(Excerpts from a figure dataset)
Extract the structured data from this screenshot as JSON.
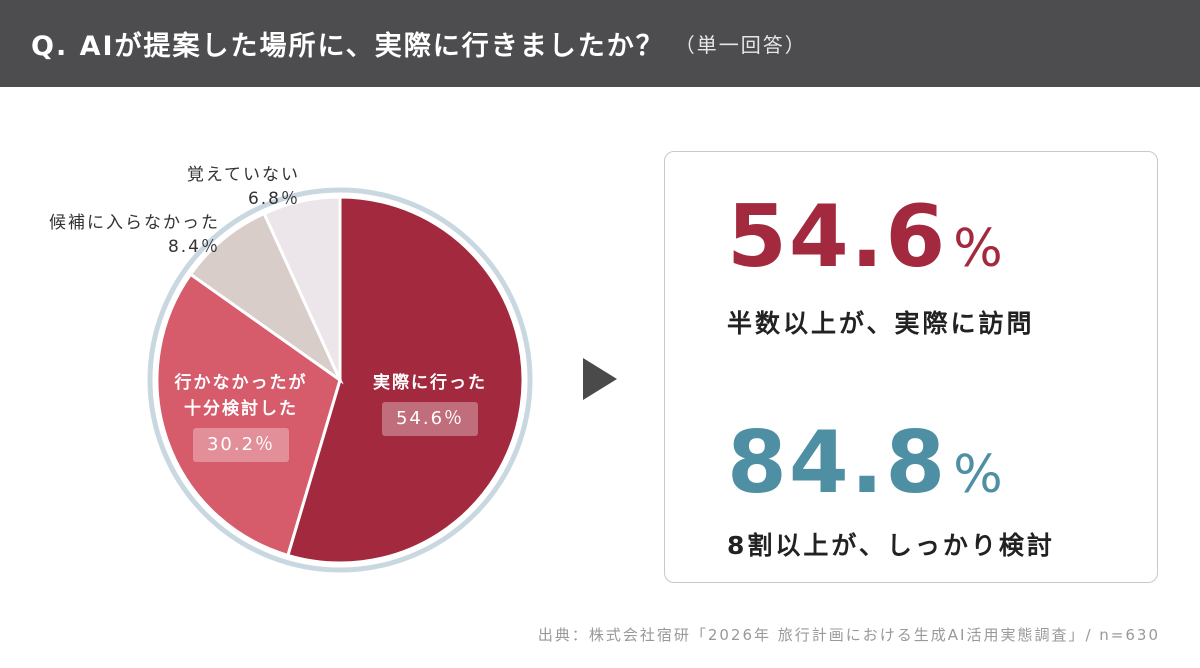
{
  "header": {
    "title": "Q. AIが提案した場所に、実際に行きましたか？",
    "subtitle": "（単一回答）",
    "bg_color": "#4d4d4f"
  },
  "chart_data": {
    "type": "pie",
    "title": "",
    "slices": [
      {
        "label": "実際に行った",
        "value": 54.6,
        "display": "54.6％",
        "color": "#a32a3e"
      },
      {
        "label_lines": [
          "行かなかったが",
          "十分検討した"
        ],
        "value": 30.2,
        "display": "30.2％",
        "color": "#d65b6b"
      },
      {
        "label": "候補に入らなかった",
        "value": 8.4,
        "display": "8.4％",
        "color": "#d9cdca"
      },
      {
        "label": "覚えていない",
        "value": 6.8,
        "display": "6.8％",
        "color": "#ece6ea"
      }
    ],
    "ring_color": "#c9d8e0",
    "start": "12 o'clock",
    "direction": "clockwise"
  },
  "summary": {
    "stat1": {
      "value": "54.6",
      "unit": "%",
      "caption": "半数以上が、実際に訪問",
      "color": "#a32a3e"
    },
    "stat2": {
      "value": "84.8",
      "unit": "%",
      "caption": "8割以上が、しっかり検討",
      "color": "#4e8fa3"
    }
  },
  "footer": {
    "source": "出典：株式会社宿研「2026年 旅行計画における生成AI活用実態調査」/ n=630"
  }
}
* * *
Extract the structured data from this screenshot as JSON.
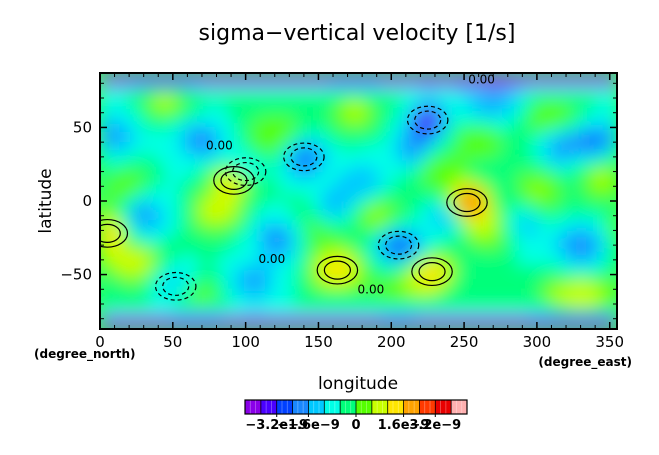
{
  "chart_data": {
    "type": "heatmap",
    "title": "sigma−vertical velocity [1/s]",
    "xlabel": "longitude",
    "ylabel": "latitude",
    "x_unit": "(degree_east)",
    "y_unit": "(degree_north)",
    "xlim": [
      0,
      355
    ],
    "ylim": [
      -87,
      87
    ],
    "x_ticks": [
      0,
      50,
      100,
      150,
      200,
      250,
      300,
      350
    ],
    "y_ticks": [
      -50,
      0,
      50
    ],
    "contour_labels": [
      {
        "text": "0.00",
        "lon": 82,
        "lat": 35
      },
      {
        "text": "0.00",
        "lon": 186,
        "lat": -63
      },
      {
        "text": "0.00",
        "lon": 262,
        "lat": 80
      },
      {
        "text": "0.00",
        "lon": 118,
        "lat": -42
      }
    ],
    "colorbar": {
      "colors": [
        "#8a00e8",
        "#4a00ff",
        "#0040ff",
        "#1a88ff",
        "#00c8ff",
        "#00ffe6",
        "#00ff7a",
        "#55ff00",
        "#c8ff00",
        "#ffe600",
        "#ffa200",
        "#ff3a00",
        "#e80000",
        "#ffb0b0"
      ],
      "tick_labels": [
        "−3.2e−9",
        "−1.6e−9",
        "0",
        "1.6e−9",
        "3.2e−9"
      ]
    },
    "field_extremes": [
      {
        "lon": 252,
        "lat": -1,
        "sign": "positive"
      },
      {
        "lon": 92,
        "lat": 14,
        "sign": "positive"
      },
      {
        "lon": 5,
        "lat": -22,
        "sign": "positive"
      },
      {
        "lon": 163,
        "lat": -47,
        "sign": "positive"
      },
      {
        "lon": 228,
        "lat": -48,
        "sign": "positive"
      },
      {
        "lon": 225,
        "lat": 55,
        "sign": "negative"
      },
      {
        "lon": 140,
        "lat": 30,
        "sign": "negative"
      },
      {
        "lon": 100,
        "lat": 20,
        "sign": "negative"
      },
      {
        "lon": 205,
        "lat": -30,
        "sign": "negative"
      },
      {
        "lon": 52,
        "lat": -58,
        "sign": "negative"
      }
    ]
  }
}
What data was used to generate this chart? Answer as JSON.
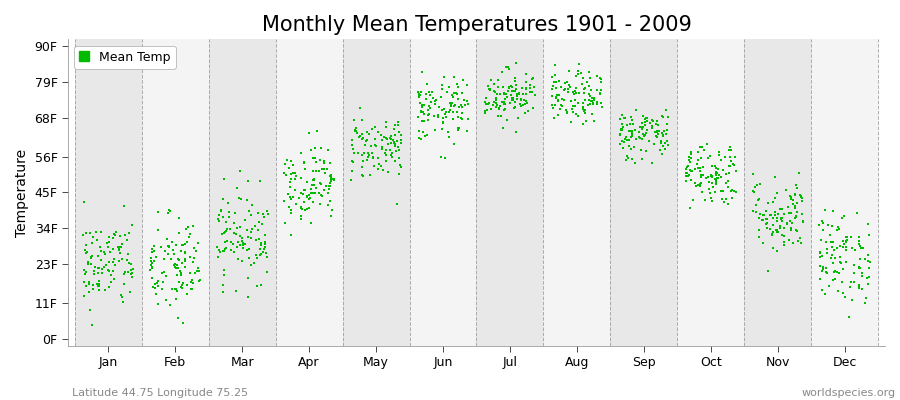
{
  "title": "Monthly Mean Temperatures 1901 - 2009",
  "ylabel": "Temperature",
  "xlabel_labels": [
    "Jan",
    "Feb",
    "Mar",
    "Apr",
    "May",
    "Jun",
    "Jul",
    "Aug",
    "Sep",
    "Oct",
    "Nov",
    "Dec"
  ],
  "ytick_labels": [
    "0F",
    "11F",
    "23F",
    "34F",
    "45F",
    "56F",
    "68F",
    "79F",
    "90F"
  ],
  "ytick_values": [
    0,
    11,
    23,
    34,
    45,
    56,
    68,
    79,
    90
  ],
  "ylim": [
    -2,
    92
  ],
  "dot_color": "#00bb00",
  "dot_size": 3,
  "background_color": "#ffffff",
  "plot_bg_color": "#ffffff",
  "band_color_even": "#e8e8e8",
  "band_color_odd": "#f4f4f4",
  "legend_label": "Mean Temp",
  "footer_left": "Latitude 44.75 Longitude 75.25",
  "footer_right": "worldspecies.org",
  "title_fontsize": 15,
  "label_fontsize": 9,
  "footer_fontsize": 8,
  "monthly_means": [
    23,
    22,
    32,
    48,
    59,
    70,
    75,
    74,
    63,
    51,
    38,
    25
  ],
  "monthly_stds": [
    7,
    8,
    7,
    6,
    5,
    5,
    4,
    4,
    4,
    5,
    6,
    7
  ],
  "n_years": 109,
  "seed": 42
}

__STATED TASK__. From the entries above, list each line with "caption" in it.

__EXERCISE OUTPUT__.
      "caption": "半数以上が、実際に訪問",
      "caption": "8割以上が、しっかり検討",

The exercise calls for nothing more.